---------- DATA ENTRIES
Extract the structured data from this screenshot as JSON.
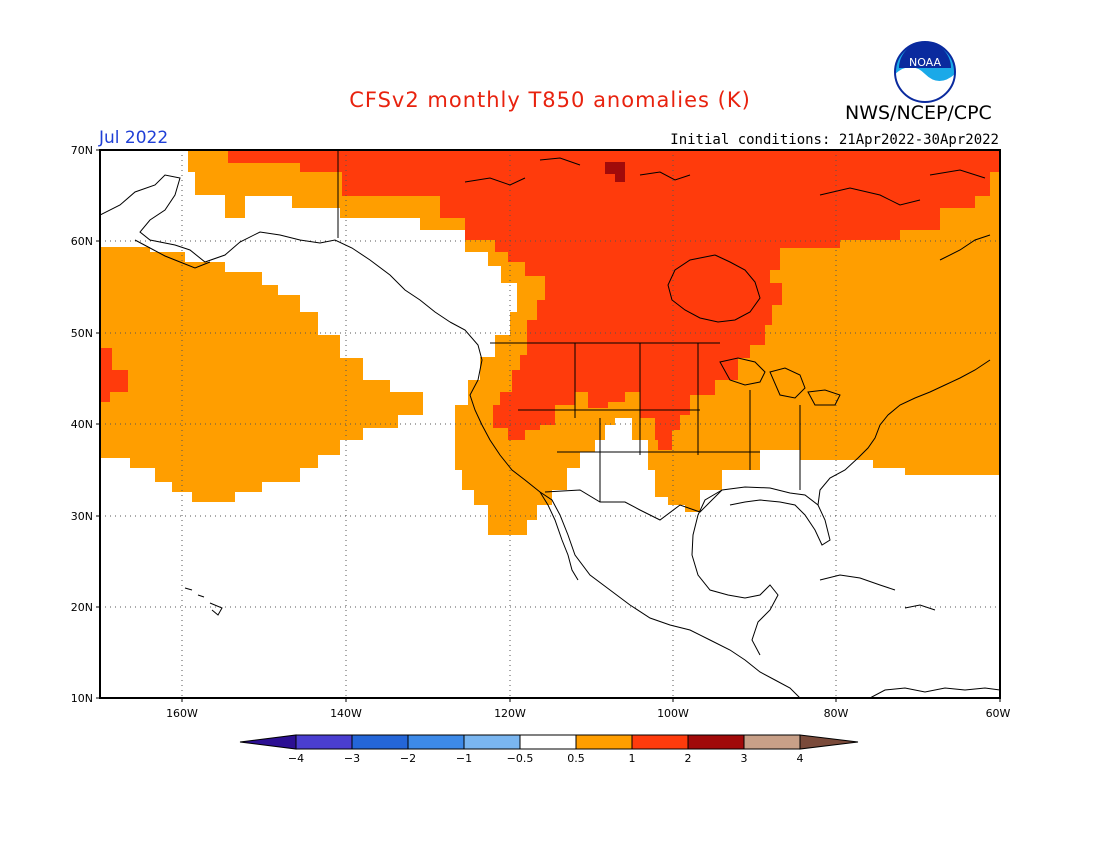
{
  "title": "CFSv2 monthly T850 anomalies (K)",
  "organization": "NWS/NCEP/CPC",
  "logo_text": "NOAA",
  "valid_month": "Jul 2022",
  "initial_conditions": "Initial conditions: 21Apr2022-30Apr2022",
  "map": {
    "lon_range": [
      -172,
      -60
    ],
    "lat_range": [
      10,
      70
    ],
    "lat_labels": [
      "70N",
      "60N",
      "50N",
      "40N",
      "30N",
      "20N",
      "10N"
    ],
    "lon_labels": [
      "160W",
      "140W",
      "120W",
      "100W",
      "80W",
      "60W"
    ],
    "gridlines": "dotted"
  },
  "colorbar": {
    "labels": [
      "-4",
      "-3",
      "-2",
      "-1",
      "-0.5",
      "0.5",
      "1",
      "2",
      "3",
      "4"
    ],
    "colors": [
      "#2c0f93",
      "#4a3ed0",
      "#2466d8",
      "#3d8ae8",
      "#7ab6f0",
      "#ffffff",
      "#ff9e00",
      "#ff3b0c",
      "#a10a0a",
      "#c8a088",
      "#7a4a3a"
    ]
  },
  "anomaly_colors": {
    "0.5-1": "#ff9e00",
    "1-2": "#ff3b0c",
    "2-3": "#a10a0a"
  }
}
--------------------
PROMPT:
Exactly reproduce the entries above, minus the pictures.

RESULT OF THE EXERCISE:
Extract the structured data from this screenshot as JSON.
{
  "title": "CFSv2 monthly T850 anomalies (K)",
  "organization": "NWS/NCEP/CPC",
  "logo_text": "NOAA",
  "valid_month": "Jul 2022",
  "initial_conditions": "Initial conditions: 21Apr2022-30Apr2022",
  "map": {
    "lon_range": [
      -172,
      -60
    ],
    "lat_range": [
      10,
      70
    ],
    "lat_labels": [
      "70N",
      "60N",
      "50N",
      "40N",
      "30N",
      "20N",
      "10N"
    ],
    "lon_labels": [
      "160W",
      "140W",
      "120W",
      "100W",
      "80W",
      "60W"
    ],
    "gridlines": "dotted"
  },
  "colorbar": {
    "labels": [
      "-4",
      "-3",
      "-2",
      "-1",
      "-0.5",
      "0.5",
      "1",
      "2",
      "3",
      "4"
    ],
    "colors": [
      "#2c0f93",
      "#4a3ed0",
      "#2466d8",
      "#3d8ae8",
      "#7ab6f0",
      "#ffffff",
      "#ff9e00",
      "#ff3b0c",
      "#a10a0a",
      "#c8a088",
      "#7a4a3a"
    ]
  },
  "anomaly_colors": {
    "0.5-1": "#ff9e00",
    "1-2": "#ff3b0c",
    "2-3": "#a10a0a"
  }
}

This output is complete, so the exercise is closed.